=== Work to be completed ===
Give back the full listing verbatim, apart from its images.

=== Provided material ===
——————
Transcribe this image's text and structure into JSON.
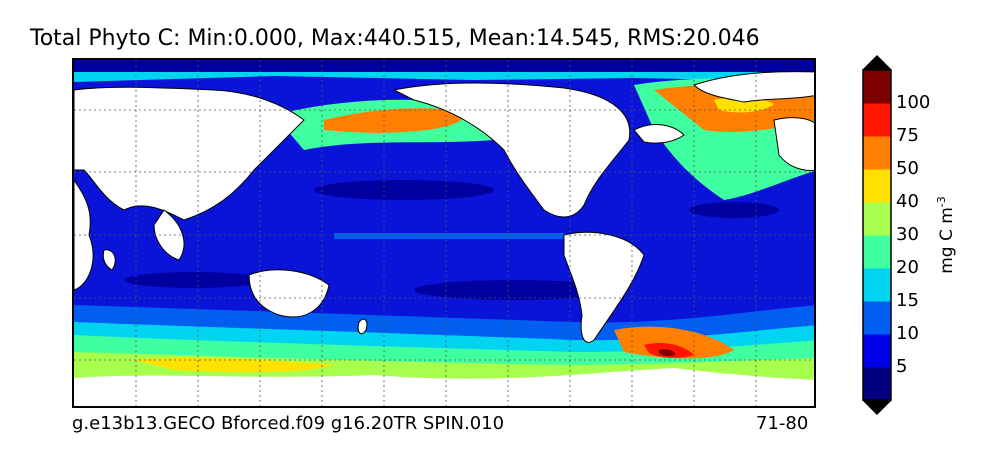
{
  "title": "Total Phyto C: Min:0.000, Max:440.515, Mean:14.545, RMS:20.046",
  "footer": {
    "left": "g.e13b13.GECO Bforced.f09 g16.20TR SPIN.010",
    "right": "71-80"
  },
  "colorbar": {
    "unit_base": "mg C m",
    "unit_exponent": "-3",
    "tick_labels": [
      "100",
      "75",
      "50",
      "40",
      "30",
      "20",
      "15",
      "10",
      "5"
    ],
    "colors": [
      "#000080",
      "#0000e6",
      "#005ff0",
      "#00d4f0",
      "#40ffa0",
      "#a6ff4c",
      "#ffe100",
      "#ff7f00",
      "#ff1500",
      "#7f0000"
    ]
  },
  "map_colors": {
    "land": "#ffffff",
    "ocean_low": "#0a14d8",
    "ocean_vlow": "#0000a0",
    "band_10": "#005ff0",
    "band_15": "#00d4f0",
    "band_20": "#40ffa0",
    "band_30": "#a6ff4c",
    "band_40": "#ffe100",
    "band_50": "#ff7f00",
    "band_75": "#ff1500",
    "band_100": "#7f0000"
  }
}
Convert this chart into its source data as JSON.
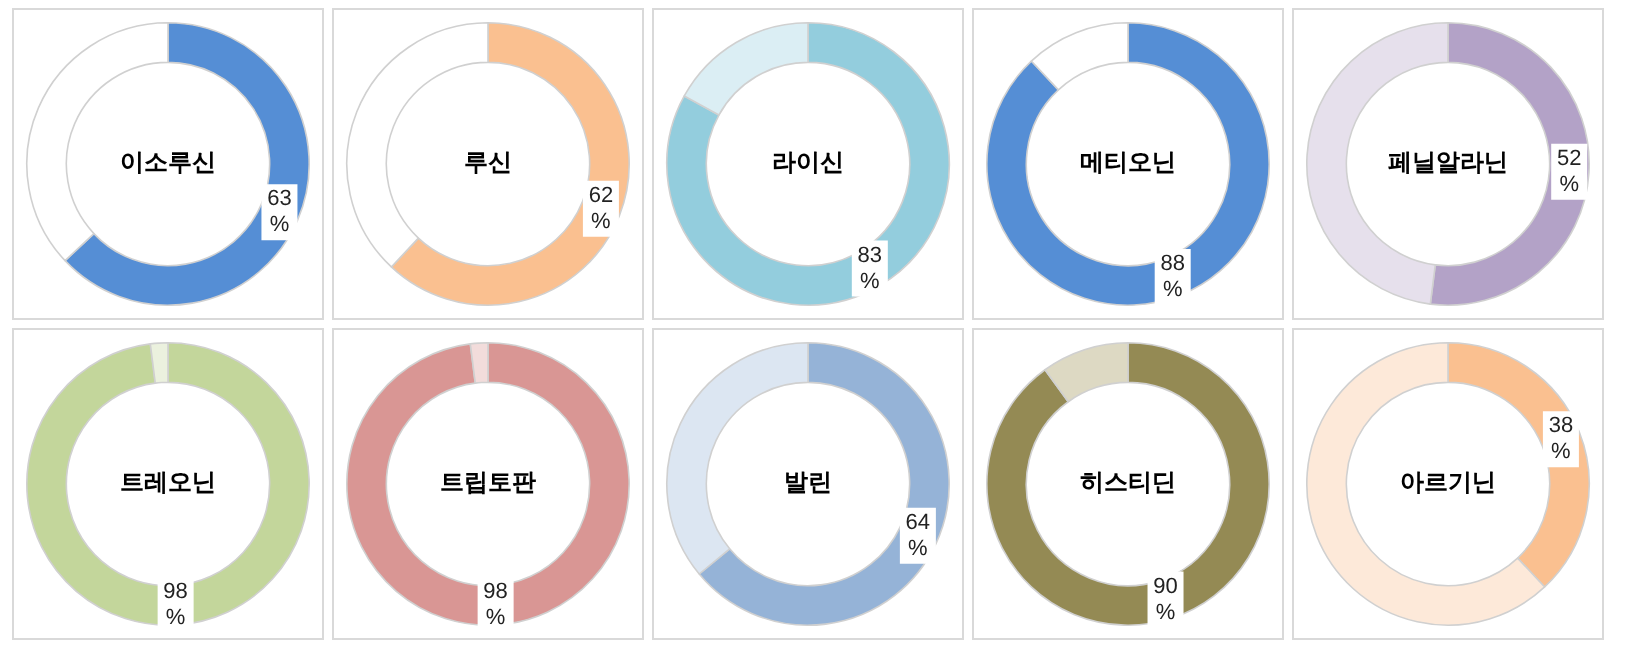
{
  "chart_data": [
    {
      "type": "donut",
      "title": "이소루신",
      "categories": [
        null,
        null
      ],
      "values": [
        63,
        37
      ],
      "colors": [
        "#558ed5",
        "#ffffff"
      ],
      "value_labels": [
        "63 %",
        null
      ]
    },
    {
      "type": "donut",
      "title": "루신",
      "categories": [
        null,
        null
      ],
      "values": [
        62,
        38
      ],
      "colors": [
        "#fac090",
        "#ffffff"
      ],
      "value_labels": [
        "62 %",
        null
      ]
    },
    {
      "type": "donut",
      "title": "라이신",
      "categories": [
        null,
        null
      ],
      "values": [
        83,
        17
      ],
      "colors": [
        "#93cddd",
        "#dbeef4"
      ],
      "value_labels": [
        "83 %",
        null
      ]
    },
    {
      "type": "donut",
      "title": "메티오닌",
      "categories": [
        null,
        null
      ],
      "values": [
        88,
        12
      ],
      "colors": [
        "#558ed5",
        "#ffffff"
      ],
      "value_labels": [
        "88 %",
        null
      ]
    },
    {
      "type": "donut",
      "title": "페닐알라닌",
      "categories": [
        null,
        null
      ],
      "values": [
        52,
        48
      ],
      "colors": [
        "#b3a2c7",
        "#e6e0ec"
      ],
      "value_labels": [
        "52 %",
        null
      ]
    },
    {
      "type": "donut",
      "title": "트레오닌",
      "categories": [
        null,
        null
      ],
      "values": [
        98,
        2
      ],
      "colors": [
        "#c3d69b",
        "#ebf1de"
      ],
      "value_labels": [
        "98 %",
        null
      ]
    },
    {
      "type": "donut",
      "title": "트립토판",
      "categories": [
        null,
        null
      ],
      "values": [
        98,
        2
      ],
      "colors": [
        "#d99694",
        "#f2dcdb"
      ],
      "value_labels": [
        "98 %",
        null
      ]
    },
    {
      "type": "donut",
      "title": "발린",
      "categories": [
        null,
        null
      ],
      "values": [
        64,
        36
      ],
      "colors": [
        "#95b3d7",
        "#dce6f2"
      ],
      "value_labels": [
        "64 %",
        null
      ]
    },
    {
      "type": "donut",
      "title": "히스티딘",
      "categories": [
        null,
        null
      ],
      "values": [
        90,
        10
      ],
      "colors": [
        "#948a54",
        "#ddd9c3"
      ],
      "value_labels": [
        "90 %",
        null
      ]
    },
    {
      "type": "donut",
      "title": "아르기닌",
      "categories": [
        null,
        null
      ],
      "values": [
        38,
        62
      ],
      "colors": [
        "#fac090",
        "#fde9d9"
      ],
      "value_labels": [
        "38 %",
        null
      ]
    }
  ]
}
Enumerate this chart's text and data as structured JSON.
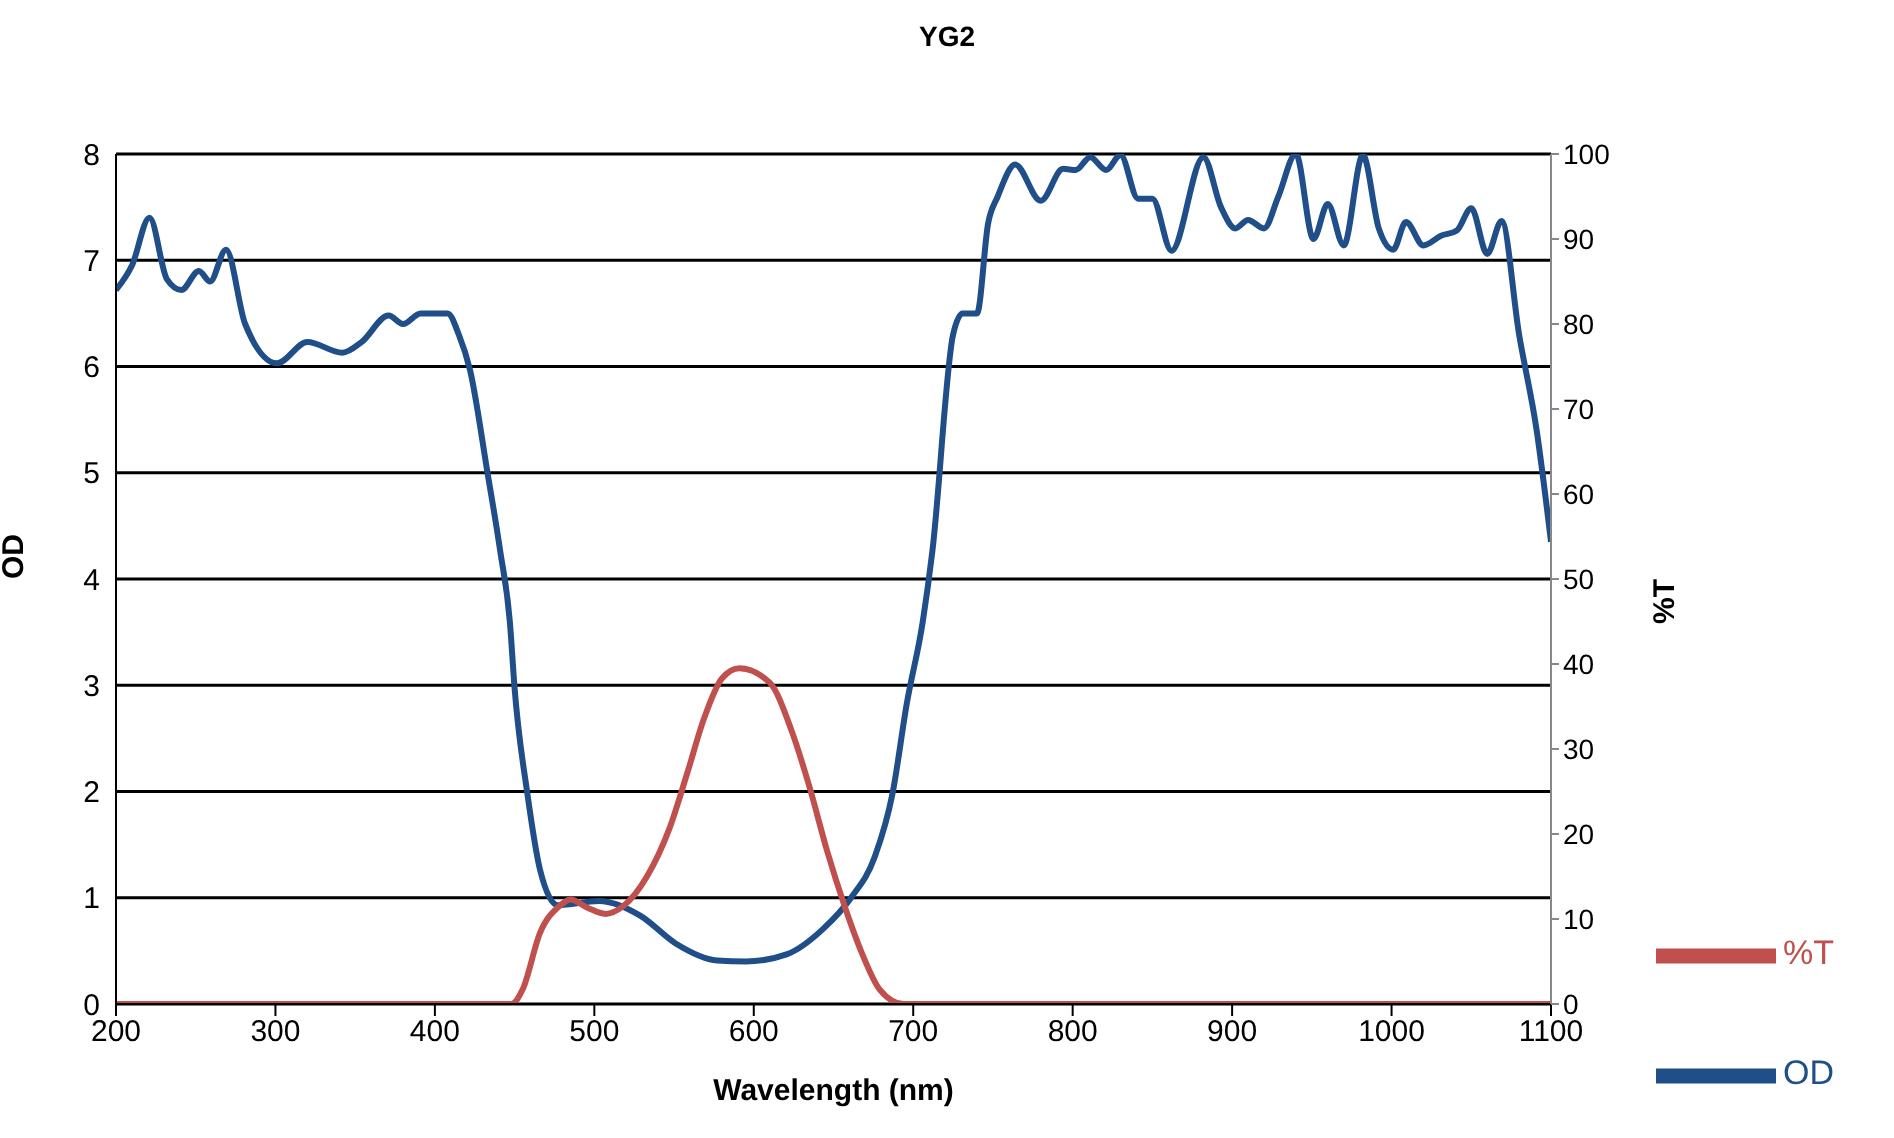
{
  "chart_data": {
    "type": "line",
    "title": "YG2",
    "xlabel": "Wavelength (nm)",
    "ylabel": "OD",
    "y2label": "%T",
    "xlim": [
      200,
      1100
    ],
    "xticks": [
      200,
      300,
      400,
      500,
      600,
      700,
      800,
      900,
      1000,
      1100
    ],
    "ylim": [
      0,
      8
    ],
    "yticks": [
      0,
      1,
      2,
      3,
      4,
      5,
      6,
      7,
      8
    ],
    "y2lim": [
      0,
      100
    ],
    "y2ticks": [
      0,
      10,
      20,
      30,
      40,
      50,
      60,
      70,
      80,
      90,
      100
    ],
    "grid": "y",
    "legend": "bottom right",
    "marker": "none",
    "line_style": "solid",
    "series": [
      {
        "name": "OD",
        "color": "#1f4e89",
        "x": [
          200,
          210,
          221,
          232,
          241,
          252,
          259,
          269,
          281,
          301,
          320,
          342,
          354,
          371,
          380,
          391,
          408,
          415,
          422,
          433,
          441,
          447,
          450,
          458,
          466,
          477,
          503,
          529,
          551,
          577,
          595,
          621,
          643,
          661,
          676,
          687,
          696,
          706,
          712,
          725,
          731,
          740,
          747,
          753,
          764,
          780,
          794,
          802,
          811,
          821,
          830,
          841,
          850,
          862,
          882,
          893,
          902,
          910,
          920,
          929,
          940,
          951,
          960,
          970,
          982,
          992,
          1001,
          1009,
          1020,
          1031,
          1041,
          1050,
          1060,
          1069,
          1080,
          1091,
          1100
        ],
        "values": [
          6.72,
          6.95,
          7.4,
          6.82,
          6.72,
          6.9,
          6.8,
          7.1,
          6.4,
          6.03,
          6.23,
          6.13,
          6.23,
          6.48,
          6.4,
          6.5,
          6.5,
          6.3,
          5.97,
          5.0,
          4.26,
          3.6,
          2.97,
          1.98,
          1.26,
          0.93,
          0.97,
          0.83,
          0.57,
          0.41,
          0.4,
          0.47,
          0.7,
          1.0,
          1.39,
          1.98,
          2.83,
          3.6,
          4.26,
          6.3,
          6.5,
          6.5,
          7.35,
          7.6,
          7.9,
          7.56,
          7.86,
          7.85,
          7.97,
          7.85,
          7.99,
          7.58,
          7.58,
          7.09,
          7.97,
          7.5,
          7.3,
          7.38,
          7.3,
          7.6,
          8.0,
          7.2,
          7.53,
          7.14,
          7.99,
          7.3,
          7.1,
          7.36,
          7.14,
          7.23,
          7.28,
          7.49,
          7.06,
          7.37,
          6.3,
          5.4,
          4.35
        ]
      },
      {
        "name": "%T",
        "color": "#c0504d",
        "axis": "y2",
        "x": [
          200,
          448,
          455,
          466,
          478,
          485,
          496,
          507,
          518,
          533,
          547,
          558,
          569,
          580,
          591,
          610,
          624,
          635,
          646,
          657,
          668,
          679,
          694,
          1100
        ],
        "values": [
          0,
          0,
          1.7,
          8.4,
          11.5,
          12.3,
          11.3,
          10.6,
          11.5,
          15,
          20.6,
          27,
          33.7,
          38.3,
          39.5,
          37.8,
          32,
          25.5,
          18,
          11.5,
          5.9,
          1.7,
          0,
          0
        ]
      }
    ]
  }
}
——————
=== Right answer ===
Transcribe this image's text and structure into JSON.
{
  "title": "Total Phyto C: Min:0.000, Max:440.515, Mean:14.545, RMS:20.046",
  "footer": {
    "left": "g.e13b13.GECO Bforced.f09 g16.20TR SPIN.010",
    "right": "71-80"
  },
  "colorbar": {
    "unit_base": "mg C m",
    "unit_exponent": "-3",
    "tick_labels": [
      "100",
      "75",
      "50",
      "40",
      "30",
      "20",
      "15",
      "10",
      "5"
    ],
    "colors": [
      "#000080",
      "#0000e6",
      "#005ff0",
      "#00d4f0",
      "#40ffa0",
      "#a6ff4c",
      "#ffe100",
      "#ff7f00",
      "#ff1500",
      "#7f0000"
    ]
  },
  "map_colors": {
    "land": "#ffffff",
    "ocean_low": "#0a14d8",
    "ocean_vlow": "#0000a0",
    "band_10": "#005ff0",
    "band_15": "#00d4f0",
    "band_20": "#40ffa0",
    "band_30": "#a6ff4c",
    "band_40": "#ffe100",
    "band_50": "#ff7f00",
    "band_75": "#ff1500",
    "band_100": "#7f0000"
  }
}
Convert this chart into its source data as JSON.
{
  "chart_data": [
    {
      "type": "donut",
      "title": "이소루신",
      "categories": [
        null,
        null
      ],
      "values": [
        63,
        37
      ],
      "colors": [
        "#558ed5",
        "#ffffff"
      ],
      "value_labels": [
        "63 %",
        null
      ]
    },
    {
      "type": "donut",
      "title": "루신",
      "categories": [
        null,
        null
      ],
      "values": [
        62,
        38
      ],
      "colors": [
        "#fac090",
        "#ffffff"
      ],
      "value_labels": [
        "62 %",
        null
      ]
    },
    {
      "type": "donut",
      "title": "라이신",
      "categories": [
        null,
        null
      ],
      "values": [
        83,
        17
      ],
      "colors": [
        "#93cddd",
        "#dbeef4"
      ],
      "value_labels": [
        "83 %",
        null
      ]
    },
    {
      "type": "donut",
      "title": "메티오닌",
      "categories": [
        null,
        null
      ],
      "values": [
        88,
        12
      ],
      "colors": [
        "#558ed5",
        "#ffffff"
      ],
      "value_labels": [
        "88 %",
        null
      ]
    },
    {
      "type": "donut",
      "title": "페닐알라닌",
      "categories": [
        null,
        null
      ],
      "values": [
        52,
        48
      ],
      "colors": [
        "#b3a2c7",
        "#e6e0ec"
      ],
      "value_labels": [
        "52 %",
        null
      ]
    },
    {
      "type": "donut",
      "title": "트레오닌",
      "categories": [
        null,
        null
      ],
      "values": [
        98,
        2
      ],
      "colors": [
        "#c3d69b",
        "#ebf1de"
      ],
      "value_labels": [
        "98 %",
        null
      ]
    },
    {
      "type": "donut",
      "title": "트립토판",
      "categories": [
        null,
        null
      ],
      "values": [
        98,
        2
      ],
      "colors": [
        "#d99694",
        "#f2dcdb"
      ],
      "value_labels": [
        "98 %",
        null
      ]
    },
    {
      "type": "donut",
      "title": "발린",
      "categories": [
        null,
        null
      ],
      "values": [
        64,
        36
      ],
      "colors": [
        "#95b3d7",
        "#dce6f2"
      ],
      "value_labels": [
        "64 %",
        null
      ]
    },
    {
      "type": "donut",
      "title": "히스티딘",
      "categories": [
        null,
        null
      ],
      "values": [
        90,
        10
      ],
      "colors": [
        "#948a54",
        "#ddd9c3"
      ],
      "value_labels": [
        "90 %",
        null
      ]
    },
    {
      "type": "donut",
      "title": "아르기닌",
      "categories": [
        null,
        null
      ],
      "values": [
        38,
        62
      ],
      "colors": [
        "#fac090",
        "#fde9d9"
      ],
      "value_labels": [
        "38 %",
        null
      ]
    }
  ]
}
Enumerate this chart's text and data as structured JSON.
{
  "chart_data": {
    "type": "line",
    "title": "YG2",
    "xlabel": "Wavelength (nm)",
    "ylabel": "OD",
    "y2label": "%T",
    "xlim": [
      200,
      1100
    ],
    "xticks": [
      200,
      300,
      400,
      500,
      600,
      700,
      800,
      900,
      1000,
      1100
    ],
    "ylim": [
      0,
      8
    ],
    "yticks": [
      0,
      1,
      2,
      3,
      4,
      5,
      6,
      7,
      8
    ],
    "y2lim": [
      0,
      100
    ],
    "y2ticks": [
      0,
      10,
      20,
      30,
      40,
      50,
      60,
      70,
      80,
      90,
      100
    ],
    "grid": "y",
    "legend": "bottom right",
    "marker": "none",
    "line_style": "solid",
    "series": [
      {
        "name": "OD",
        "color": "#1f4e89",
        "x": [
          200,
          210,
          221,
          232,
          241,
          252,
          259,
          269,
          281,
          301,
          320,
          342,
          354,
          371,
          380,
          391,
          408,
          415,
          422,
          433,
          441,
          447,
          450,
          458,
          466,
          477,
          503,
          529,
          551,
          577,
          595,
          621,
          643,
          661,
          676,
          687,
          696,
          706,
          712,
          725,
          731,
          740,
          747,
          753,
          764,
          780,
          794,
          802,
          811,
          821,
          830,
          841,
          850,
          862,
          882,
          893,
          902,
          910,
          920,
          929,
          940,
          951,
          960,
          970,
          982,
          992,
          1001,
          1009,
          1020,
          1031,
          1041,
          1050,
          1060,
          1069,
          1080,
          1091,
          1100
        ],
        "values": [
          6.72,
          6.95,
          7.4,
          6.82,
          6.72,
          6.9,
          6.8,
          7.1,
          6.4,
          6.03,
          6.23,
          6.13,
          6.23,
          6.48,
          6.4,
          6.5,
          6.5,
          6.3,
          5.97,
          5.0,
          4.26,
          3.6,
          2.97,
          1.98,
          1.26,
          0.93,
          0.97,
          0.83,
          0.57,
          0.41,
          0.4,
          0.47,
          0.7,
          1.0,
          1.39,
          1.98,
          2.83,
          3.6,
          4.26,
          6.3,
          6.5,
          6.5,
          7.35,
          7.6,
          7.9,
          7.56,
          7.86,
          7.85,
          7.97,
          7.85,
          7.99,
          7.58,
          7.58,
          7.09,
          7.97,
          7.5,
          7.3,
          7.38,
          7.3,
          7.6,
          8.0,
          7.2,
          7.53,
          7.14,
          7.99,
          7.3,
          7.1,
          7.36,
          7.14,
          7.23,
          7.28,
          7.49,
          7.06,
          7.37,
          6.3,
          5.4,
          4.35
        ]
      },
      {
        "name": "%T",
        "color": "#c0504d",
        "axis": "y2",
        "x": [
          200,
          448,
          455,
          466,
          478,
          485,
          496,
          507,
          518,
          533,
          547,
          558,
          569,
          580,
          591,
          610,
          624,
          635,
          646,
          657,
          668,
          679,
          694,
          1100
        ],
        "values": [
          0,
          0,
          1.7,
          8.4,
          11.5,
          12.3,
          11.3,
          10.6,
          11.5,
          15,
          20.6,
          27,
          33.7,
          38.3,
          39.5,
          37.8,
          32,
          25.5,
          18,
          11.5,
          5.9,
          1.7,
          0,
          0
        ]
      }
    ]
  }
}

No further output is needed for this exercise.